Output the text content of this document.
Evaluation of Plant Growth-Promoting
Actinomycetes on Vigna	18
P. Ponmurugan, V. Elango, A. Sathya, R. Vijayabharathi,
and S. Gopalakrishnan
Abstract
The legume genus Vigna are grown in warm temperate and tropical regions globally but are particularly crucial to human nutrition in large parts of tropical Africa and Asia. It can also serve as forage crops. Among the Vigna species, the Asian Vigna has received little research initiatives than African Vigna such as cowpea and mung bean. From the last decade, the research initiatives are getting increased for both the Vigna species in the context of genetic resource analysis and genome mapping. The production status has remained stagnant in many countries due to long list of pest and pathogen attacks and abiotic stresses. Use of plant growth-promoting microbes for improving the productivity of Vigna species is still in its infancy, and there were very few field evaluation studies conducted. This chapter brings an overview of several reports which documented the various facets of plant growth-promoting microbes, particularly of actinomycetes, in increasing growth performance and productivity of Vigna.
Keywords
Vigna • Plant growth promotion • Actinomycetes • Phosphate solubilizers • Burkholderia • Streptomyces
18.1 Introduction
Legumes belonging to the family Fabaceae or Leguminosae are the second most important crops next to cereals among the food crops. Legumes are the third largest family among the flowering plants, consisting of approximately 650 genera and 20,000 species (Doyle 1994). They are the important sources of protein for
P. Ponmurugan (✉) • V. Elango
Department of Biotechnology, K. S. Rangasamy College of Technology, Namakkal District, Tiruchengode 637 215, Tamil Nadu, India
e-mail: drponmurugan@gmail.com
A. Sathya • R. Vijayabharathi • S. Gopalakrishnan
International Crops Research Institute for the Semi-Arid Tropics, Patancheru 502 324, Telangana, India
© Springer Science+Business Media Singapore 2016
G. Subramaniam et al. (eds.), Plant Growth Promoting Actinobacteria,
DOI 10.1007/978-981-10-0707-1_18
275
● ● ● ● ●
» **WORK ORDER**
Set all of the material down once more, unchanged.

» **RESULT OF THE TASK**
Output the text content of this document.
Evaluation of Plant Growth-Promoting
Actinomycetes on Vigna	18
P. Ponmurugan, V. Elango, A. Sathya, R. Vijayabharathi,
and S. Gopalakrishnan
Abstract
The legume genus Vigna are grown in warm temperate and tropical regions globally but are particularly crucial to human nutrition in large parts of tropical Africa and Asia. It can also serve as forage crops. Among the Vigna species, the Asian Vigna has received little research initiatives than African Vigna such as cowpea and mung bean. From the last decade, the research initiatives are getting increased for both the Vigna species in the context of genetic resource analysis and genome mapping. The production status has remained stagnant in many countries due to long list of pest and pathogen attacks and abiotic stresses. Use of plant growth-promoting microbes for improving the productivity of Vigna species is still in its infancy, and there were very few field evaluation studies conducted. This chapter brings an overview of several reports which documented the various facets of plant growth-promoting microbes, particularly of actinomycetes, in increasing growth performance and productivity of Vigna.
Keywords
Vigna • Plant growth promotion • Actinomycetes • Phosphate solubilizers • Burkholderia • Streptomyces
18.1 Introduction
Legumes belonging to the family Fabaceae or Leguminosae are the second most important crops next to cereals among the food crops. Legumes are the third largest family among the flowering plants, consisting of approximately 650 genera and 20,000 species (Doyle 1994). They are the important sources of protein for
P. Ponmurugan (✉) • V. Elango
Department of Biotechnology, K. S. Rangasamy College of Technology, Namakkal District, Tiruchengode 637 215, Tamil Nadu, India
e-mail: drponmurugan@gmail.com
A. Sathya • R. Vijayabharathi • S. Gopalakrishnan
International Crops Research Institute for the Semi-Arid Tropics, Patancheru 502 324, Telangana, India
© Springer Science+Business Media Singapore 2016
G. Subramaniam et al. (eds.), Plant Growth Promoting Actinobacteria,
DOI 10.1007/978-981-10-0707-1_18
275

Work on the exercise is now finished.